[Figure collection entries]
* * * * * * * * *

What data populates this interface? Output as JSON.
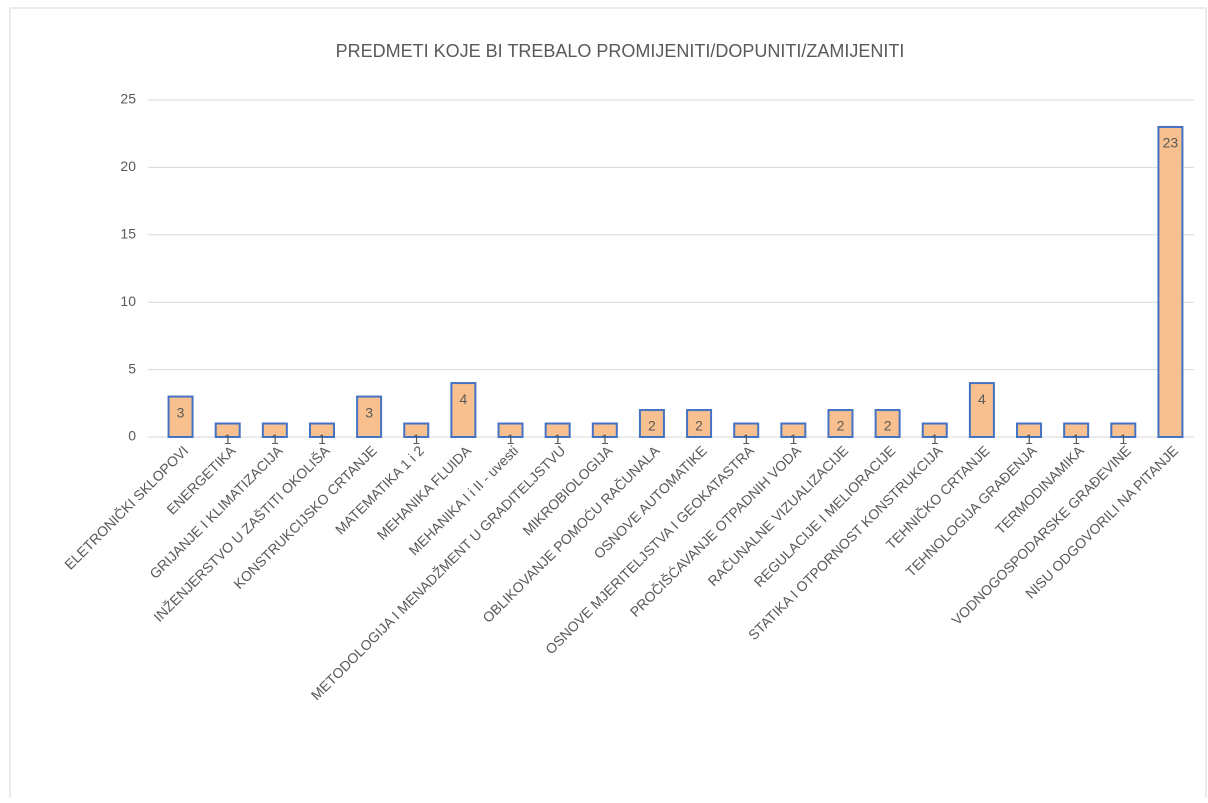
{
  "chart_data": {
    "type": "bar",
    "title": "PREDMETI KOJE BI TREBALO PROMIJENITI/DOPUNITI/ZAMIJENITI",
    "categories": [
      "ELETRONIČKI SKLOPOVI",
      "ENERGETIKA",
      "GRIJANJE I KLIMATIZACIJA",
      "INŽENJERSTVO U ZAŠTITI OKOLIŠA",
      "KONSTRUKCIJSKO CRTANJE",
      "MATEMATIKA 1 i 2",
      "MEHANIKA FLUIDA",
      "MEHANIKA I i II - uvesti",
      "METODOLOGIJA I MENADŽMENT U GRADITELJSTVU",
      "MIKROBIOLOGIJA",
      "OBLIKOVANJE POMOĆU RAČUNALA",
      "OSNOVE AUTOMATIKE",
      "OSNOVE MJERITELJSTVA I GEOKATASTRA",
      "PROČIŠĆAVANJE OTPADNIH VODA",
      "RAČUNALNE VIZUALIZACIJE",
      "REGULACIJE I MELIORACIJE",
      "STATIKA I OTPORNOST KONSTRUKCIJA",
      "TEHNIČKO CRTANJE",
      "TEHNOLOGIJA GRAĐENJA",
      "TERMODINAMIKA",
      "VODNOGOSPODARSKE GRAĐEVINE",
      "NISU ODGOVORILI NA PITANJE"
    ],
    "values": [
      3,
      1,
      1,
      1,
      3,
      1,
      4,
      1,
      1,
      1,
      2,
      2,
      1,
      1,
      2,
      2,
      1,
      4,
      1,
      1,
      1,
      23
    ],
    "color": "#f8c08f",
    "edge_color": "#4472c4",
    "ylim": [
      0,
      25
    ],
    "yticks": [
      0,
      5,
      10,
      15,
      20,
      25
    ],
    "grid": true
  }
}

* * * * * * * * *

-- What you are asked to do --
The records above are to be restated exactly, without their pictures.

-- Reply --
What data populates this interface? Output as JSON.
{
  "chart_data": {
    "type": "bar",
    "title": "PREDMETI KOJE BI TREBALO PROMIJENITI/DOPUNITI/ZAMIJENITI",
    "categories": [
      "ELETRONIČKI SKLOPOVI",
      "ENERGETIKA",
      "GRIJANJE I KLIMATIZACIJA",
      "INŽENJERSTVO U ZAŠTITI OKOLIŠA",
      "KONSTRUKCIJSKO CRTANJE",
      "MATEMATIKA 1 i 2",
      "MEHANIKA FLUIDA",
      "MEHANIKA I i II - uvesti",
      "METODOLOGIJA I MENADŽMENT U GRADITELJSTVU",
      "MIKROBIOLOGIJA",
      "OBLIKOVANJE POMOĆU RAČUNALA",
      "OSNOVE AUTOMATIKE",
      "OSNOVE MJERITELJSTVA I GEOKATASTRA",
      "PROČIŠĆAVANJE OTPADNIH VODA",
      "RAČUNALNE VIZUALIZACIJE",
      "REGULACIJE I MELIORACIJE",
      "STATIKA I OTPORNOST KONSTRUKCIJA",
      "TEHNIČKO CRTANJE",
      "TEHNOLOGIJA GRAĐENJA",
      "TERMODINAMIKA",
      "VODNOGOSPODARSKE GRAĐEVINE",
      "NISU ODGOVORILI NA PITANJE"
    ],
    "values": [
      3,
      1,
      1,
      1,
      3,
      1,
      4,
      1,
      1,
      1,
      2,
      2,
      1,
      1,
      2,
      2,
      1,
      4,
      1,
      1,
      1,
      23
    ],
    "color": "#f8c08f",
    "edge_color": "#4472c4",
    "ylim": [
      0,
      25
    ],
    "yticks": [
      0,
      5,
      10,
      15,
      20,
      25
    ],
    "grid": true
  }
}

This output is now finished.